### WORK TO BE COMPLETED
Pull out every line below containing the word "image".

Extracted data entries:
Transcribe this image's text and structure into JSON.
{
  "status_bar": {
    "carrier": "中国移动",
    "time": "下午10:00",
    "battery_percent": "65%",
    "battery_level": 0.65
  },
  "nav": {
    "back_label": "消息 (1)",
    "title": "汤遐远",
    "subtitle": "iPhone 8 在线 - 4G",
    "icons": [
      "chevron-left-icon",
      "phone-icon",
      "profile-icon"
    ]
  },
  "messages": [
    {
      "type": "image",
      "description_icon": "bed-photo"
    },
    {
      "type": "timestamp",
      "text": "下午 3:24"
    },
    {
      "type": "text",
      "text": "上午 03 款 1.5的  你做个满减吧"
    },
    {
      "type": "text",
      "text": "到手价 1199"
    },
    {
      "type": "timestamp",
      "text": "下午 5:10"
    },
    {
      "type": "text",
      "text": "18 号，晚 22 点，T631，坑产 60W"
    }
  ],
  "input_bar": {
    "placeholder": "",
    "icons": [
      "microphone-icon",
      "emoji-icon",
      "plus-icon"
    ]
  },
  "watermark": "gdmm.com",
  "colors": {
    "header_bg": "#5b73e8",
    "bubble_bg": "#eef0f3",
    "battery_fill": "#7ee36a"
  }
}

### RESPONSE
Transcribe this image's text and structure into JSON.
      "type": "image",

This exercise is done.